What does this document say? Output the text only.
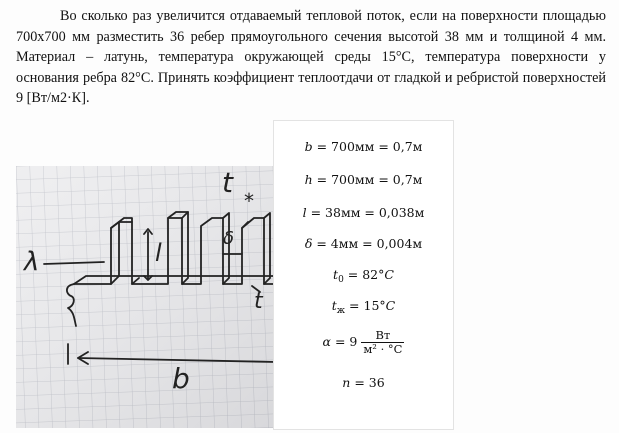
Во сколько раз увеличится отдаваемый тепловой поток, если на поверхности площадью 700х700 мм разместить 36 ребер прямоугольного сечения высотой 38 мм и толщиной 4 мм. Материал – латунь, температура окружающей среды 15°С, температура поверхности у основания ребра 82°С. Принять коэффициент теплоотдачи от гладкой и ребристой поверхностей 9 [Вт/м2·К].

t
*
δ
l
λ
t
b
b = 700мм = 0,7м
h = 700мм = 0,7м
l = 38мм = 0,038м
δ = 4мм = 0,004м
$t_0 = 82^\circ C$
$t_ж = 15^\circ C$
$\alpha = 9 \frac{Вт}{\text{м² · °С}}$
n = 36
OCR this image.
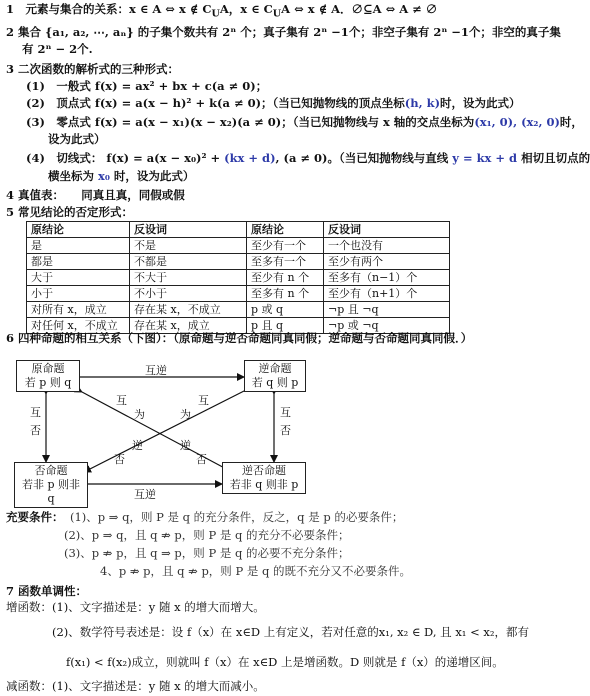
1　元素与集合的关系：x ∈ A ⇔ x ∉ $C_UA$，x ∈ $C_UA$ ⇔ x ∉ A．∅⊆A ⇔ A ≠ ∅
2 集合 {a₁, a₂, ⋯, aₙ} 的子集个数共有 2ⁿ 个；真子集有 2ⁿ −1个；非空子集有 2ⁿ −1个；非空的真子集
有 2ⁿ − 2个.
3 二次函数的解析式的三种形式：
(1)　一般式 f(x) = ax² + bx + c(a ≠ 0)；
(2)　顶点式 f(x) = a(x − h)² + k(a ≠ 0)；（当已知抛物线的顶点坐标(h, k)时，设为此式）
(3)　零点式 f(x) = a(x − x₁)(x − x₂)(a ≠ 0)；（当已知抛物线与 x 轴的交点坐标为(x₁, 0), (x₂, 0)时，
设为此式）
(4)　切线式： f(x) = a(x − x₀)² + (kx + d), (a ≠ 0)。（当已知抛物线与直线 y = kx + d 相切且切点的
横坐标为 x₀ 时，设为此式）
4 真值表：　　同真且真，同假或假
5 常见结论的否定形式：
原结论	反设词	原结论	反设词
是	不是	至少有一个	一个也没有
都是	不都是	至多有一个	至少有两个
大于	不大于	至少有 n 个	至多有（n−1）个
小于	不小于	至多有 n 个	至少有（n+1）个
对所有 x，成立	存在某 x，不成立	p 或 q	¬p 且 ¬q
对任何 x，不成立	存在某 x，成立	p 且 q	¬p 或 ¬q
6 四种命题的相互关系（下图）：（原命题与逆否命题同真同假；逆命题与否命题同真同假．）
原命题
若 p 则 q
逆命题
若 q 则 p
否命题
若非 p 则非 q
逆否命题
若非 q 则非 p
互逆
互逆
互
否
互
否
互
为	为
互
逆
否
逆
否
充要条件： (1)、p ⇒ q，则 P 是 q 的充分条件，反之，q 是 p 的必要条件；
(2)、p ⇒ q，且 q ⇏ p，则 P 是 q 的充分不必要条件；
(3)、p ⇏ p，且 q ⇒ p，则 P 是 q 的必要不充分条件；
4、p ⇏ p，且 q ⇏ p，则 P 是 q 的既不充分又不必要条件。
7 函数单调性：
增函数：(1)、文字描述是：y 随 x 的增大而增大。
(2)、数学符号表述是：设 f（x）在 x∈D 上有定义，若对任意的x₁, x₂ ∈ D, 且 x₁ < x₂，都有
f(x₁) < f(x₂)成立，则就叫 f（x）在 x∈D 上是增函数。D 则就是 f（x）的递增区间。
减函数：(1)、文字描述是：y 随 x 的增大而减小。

==================================================

Task to complete: The records above should be reproduced exactly, with no pictures included.

Complete answer:
What does this document say? Output the text only.
Во сколько раз увеличится отдаваемый тепловой поток, если на поверхности площадью 700х700 мм разместить 36 ребер прямоугольного сечения высотой 38 мм и толщиной 4 мм. Материал – латунь, температура окружающей среды 15°С, температура поверхности у основания ребра 82°С. Принять коэффициент теплоотдачи от гладкой и ребристой поверхностей 9 [Вт/м2·К].

t
*
δ
l
λ
t
b
b = 700мм = 0,7м
h = 700мм = 0,7м
l = 38мм = 0,038м
δ = 4мм = 0,004м
$t_0 = 82^\circ C$
$t_ж = 15^\circ C$
$\alpha = 9 \frac{Вт}{\text{м² · °С}}$
n = 36
OCR this image.
1　元素与集合的关系：x ∈ A ⇔ x ∉ $C_UA$，x ∈ $C_UA$ ⇔ x ∉ A．∅⊆A ⇔ A ≠ ∅
2 集合 {a₁, a₂, ⋯, aₙ} 的子集个数共有 2ⁿ 个；真子集有 2ⁿ −1个；非空子集有 2ⁿ −1个；非空的真子集
有 2ⁿ − 2个.
3 二次函数的解析式的三种形式：
(1)　一般式 f(x) = ax² + bx + c(a ≠ 0)；
(2)　顶点式 f(x) = a(x − h)² + k(a ≠ 0)；（当已知抛物线的顶点坐标(h, k)时，设为此式）
(3)　零点式 f(x) = a(x − x₁)(x − x₂)(a ≠ 0)；（当已知抛物线与 x 轴的交点坐标为(x₁, 0), (x₂, 0)时，
设为此式）
(4)　切线式： f(x) = a(x − x₀)² + (kx + d), (a ≠ 0)。（当已知抛物线与直线 y = kx + d 相切且切点的
横坐标为 x₀ 时，设为此式）
4 真值表：　　同真且真，同假或假
5 常见结论的否定形式：
原结论	反设词	原结论	反设词
是	不是	至少有一个	一个也没有
都是	不都是	至多有一个	至少有两个
大于	不大于	至少有 n 个	至多有（n−1）个
小于	不小于	至多有 n 个	至少有（n+1）个
对所有 x，成立	存在某 x，不成立	p 或 q	¬p 且 ¬q
对任何 x，不成立	存在某 x，成立	p 且 q	¬p 或 ¬q
6 四种命题的相互关系（下图）：（原命题与逆否命题同真同假；逆命题与否命题同真同假．）
原命题
若 p 则 q
逆命题
若 q 则 p
否命题
若非 p 则非 q
逆否命题
若非 q 则非 p
互逆
互逆
互
否
互
否
互
为	为
互
逆
否
逆
否
充要条件： (1)、p ⇒ q，则 P 是 q 的充分条件，反之，q 是 p 的必要条件；
(2)、p ⇒ q，且 q ⇏ p，则 P 是 q 的充分不必要条件；
(3)、p ⇏ p，且 q ⇒ p，则 P 是 q 的必要不充分条件；
4、p ⇏ p，且 q ⇏ p，则 P 是 q 的既不充分又不必要条件。
7 函数单调性：
增函数：(1)、文字描述是：y 随 x 的增大而增大。
(2)、数学符号表述是：设 f（x）在 x∈D 上有定义，若对任意的x₁, x₂ ∈ D, 且 x₁ < x₂，都有
f(x₁) < f(x₂)成立，则就叫 f（x）在 x∈D 上是增函数。D 则就是 f（x）的递增区间。
减函数：(1)、文字描述是：y 随 x 的增大而减小。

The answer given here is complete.